■ **Prompt 1**:
Answer these about the post on SWR in 75 ohm coax, one line each:
(a) What voltage reflection coefficient does it give at the load?
(b) What SWR does the Bird report?
(c) For what impedance is the Bird calibrated?

■ **Text extract**:
※

Dave wrote:
math please??? where do you get 4.17watts?? to me it looks like a 50 ohm
load on a 50 ohm meter so zero reflected power.

Here's the setup.

100W--tuner--75 ohm coax--Bird--1/2WL 75 ohm coax--50 ohm load

Assumptions: Losses are negligible. The tuner provides a Z0-match
so 100 watts is delivered to the load, i.e. all reflected power
is re-reflected. I think this was actually the case for the experiment.
Also assume that the impedance bump caused by the insertion of the
Bird is negligible, i.e. the same net voltage and net current exists
whether the Bird is in or out of the circuit.

The voltage reflection coefficient at the load is (50-75)/(50+75)
equals -0.2. That makes the power reflection coefficient (-0.2)^2
equals 0.04, i.e. 4% of the power incident upon the load is reflected.
If 100 watts is delivered to the load while 4% is being reflected
then the power incident upon the load is 100w/(1-0.04)=100w/0.96=
104.1667 watts. Incident power minus delivered power = reflected
power so the reflected power on the 75 ohm coax is 4.1667 watts.

The SWR on the 75 ohm coax is (1+|rho|)/(1-|rho|)= 1.2/0.8 = 1.5
THE SWR ON THE 75 OHM COAX IS 1.5:1. The Bird is in error when
it reports the SWR to be 1:1. The SWR is *NOT* 1:1 anywhere on
the load side of the system.

The Bird reports a forward power of 100w. The actual forward power
is 104.1667w. The Bird reports a reflected power of near zero. The
actual reflected power is 4.1667w. The Bird reports an SWR of 1:1.
The actual SWR is 1.5:1. The Bird is reporting false values because
it is embedded in a 75 ohm environment and is calibrated for 50 ohms.

If the ratio of voltage to current equals 50 within a 75 ohm system,
there exists an SWR of 1.5:1 and an SWR meter calibrated for 75 ohms
will verify that fact.
--
73, Cecil http://www.qsl.net/w5dxp

※

■ **Dataset records**:
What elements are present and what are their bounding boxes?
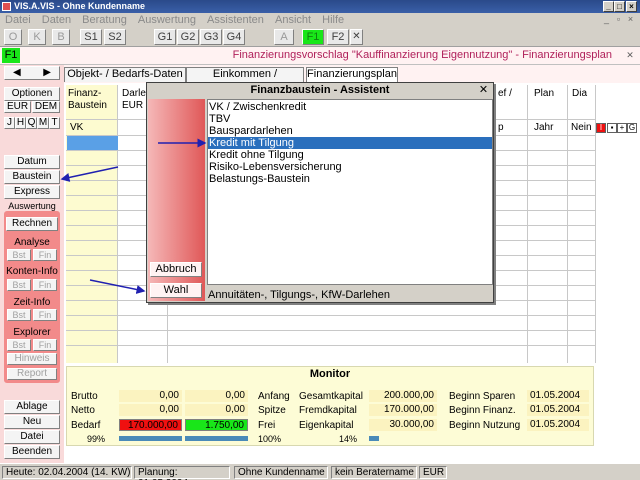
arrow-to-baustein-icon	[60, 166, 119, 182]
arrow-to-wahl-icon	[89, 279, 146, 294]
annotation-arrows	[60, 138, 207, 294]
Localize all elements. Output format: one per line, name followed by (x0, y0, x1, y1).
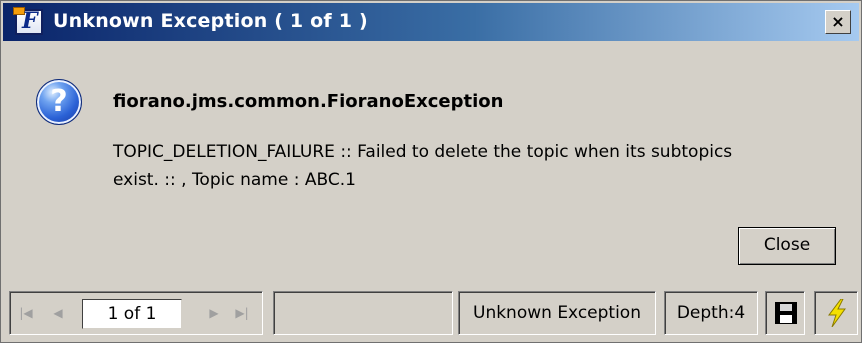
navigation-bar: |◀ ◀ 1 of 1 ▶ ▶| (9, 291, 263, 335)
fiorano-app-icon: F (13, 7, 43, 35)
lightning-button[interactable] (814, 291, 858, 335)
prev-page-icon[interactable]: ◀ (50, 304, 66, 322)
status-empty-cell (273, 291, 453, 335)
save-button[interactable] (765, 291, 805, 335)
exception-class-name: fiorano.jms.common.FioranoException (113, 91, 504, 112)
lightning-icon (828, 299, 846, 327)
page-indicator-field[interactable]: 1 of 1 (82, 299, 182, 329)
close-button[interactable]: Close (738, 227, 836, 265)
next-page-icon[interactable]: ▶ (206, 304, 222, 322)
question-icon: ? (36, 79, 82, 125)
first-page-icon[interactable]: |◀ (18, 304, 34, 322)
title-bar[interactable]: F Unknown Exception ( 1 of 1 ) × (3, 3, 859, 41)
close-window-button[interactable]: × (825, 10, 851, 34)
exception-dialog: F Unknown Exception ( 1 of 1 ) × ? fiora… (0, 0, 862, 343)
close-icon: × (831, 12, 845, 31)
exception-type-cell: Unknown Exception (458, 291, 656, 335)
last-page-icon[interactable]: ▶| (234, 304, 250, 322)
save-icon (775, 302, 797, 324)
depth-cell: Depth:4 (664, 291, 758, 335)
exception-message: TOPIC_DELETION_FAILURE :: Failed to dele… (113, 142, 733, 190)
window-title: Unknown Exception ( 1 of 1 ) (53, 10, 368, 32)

※

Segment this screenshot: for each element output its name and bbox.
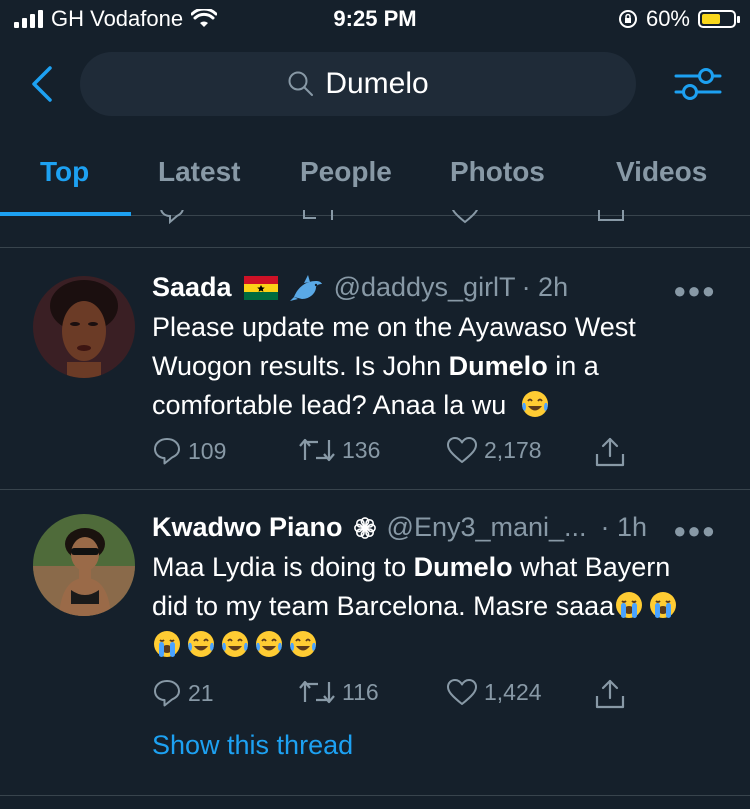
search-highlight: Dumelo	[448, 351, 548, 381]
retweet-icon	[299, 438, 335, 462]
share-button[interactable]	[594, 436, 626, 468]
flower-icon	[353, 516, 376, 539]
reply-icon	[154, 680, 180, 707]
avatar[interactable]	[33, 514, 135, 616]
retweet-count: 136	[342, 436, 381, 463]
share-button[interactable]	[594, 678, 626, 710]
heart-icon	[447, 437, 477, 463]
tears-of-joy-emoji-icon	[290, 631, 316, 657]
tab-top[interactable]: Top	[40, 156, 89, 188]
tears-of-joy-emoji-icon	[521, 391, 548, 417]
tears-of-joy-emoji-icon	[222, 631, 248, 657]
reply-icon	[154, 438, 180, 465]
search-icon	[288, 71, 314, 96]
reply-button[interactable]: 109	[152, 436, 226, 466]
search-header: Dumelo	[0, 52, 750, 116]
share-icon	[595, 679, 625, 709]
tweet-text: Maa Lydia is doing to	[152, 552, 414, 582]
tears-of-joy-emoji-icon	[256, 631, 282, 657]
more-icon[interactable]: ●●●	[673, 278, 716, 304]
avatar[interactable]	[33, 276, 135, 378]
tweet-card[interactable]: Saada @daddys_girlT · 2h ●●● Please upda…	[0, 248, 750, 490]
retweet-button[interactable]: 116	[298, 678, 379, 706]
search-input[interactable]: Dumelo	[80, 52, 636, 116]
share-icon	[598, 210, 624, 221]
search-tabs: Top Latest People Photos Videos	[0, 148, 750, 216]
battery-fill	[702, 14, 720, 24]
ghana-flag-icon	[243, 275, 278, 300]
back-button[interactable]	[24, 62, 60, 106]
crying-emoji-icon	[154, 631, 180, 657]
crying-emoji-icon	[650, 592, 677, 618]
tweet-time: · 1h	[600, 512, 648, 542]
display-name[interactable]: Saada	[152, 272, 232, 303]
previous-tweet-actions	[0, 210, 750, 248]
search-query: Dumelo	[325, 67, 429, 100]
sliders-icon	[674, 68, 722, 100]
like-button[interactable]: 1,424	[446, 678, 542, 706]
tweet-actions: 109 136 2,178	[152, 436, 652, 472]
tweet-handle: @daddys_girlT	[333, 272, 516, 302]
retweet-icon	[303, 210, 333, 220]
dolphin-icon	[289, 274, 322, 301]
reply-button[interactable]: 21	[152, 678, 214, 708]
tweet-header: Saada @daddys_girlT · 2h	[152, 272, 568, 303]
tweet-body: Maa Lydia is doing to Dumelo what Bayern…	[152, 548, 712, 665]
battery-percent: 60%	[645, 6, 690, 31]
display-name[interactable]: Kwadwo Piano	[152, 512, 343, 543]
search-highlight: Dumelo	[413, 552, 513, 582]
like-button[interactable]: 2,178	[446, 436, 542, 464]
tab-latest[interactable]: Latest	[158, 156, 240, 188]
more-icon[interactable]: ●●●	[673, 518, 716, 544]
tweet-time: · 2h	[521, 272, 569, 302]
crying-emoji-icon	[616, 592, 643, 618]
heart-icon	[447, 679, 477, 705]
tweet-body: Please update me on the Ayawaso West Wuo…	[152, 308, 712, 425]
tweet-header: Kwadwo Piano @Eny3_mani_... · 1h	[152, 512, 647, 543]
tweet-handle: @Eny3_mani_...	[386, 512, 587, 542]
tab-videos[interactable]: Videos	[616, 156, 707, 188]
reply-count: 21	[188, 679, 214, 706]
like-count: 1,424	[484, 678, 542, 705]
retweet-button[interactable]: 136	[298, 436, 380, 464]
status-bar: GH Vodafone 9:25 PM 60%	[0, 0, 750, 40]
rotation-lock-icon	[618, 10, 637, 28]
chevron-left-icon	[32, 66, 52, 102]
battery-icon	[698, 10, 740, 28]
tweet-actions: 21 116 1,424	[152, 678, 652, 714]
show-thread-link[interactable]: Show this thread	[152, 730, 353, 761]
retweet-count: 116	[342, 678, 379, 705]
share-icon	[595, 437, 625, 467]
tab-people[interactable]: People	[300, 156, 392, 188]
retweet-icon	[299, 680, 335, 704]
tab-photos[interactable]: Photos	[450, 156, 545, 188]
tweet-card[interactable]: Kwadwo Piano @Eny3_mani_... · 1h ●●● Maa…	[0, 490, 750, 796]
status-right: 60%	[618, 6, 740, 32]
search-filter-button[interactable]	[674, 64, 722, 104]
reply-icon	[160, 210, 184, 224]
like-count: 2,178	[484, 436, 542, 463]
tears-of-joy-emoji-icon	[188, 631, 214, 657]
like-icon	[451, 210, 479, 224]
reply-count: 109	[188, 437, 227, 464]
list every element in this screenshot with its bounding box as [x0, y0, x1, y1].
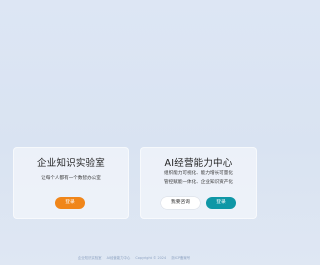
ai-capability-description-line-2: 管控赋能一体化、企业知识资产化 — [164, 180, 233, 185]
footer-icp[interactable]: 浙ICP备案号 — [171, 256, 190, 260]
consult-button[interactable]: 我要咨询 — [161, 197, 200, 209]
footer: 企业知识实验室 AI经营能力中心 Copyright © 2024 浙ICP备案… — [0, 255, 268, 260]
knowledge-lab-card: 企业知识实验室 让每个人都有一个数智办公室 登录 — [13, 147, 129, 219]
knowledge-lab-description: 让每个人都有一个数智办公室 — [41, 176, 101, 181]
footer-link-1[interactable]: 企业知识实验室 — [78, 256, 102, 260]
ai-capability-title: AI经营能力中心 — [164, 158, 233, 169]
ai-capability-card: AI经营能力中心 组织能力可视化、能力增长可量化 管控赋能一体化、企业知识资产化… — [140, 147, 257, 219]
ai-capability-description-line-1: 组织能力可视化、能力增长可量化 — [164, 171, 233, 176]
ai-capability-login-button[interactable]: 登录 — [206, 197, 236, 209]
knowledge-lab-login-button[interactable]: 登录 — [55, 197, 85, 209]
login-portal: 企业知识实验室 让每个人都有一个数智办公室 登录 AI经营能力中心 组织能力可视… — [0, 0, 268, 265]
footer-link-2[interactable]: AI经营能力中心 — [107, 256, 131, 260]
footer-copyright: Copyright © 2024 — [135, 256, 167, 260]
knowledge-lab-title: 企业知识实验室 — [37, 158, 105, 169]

※

■ **Prompt 2**: In the records, echo everything from the line containing "What elements are" down to the line containing "Localize all elements.", both included, and leave out the pictures.

■ **Answer 1**:
(a) -0.2
(b) 1:1
(c) 50 ohms

■ **Answer 2**:
What elements are present and what are their bounding boxes?
arrow-to-baustein-icon	[60, 166, 119, 182]
arrow-to-wahl-icon	[89, 279, 146, 294]
annotation-arrows	[60, 138, 207, 294]
Localize all elements. Output format: one per line, name followed by (x0, y0, x1, y1).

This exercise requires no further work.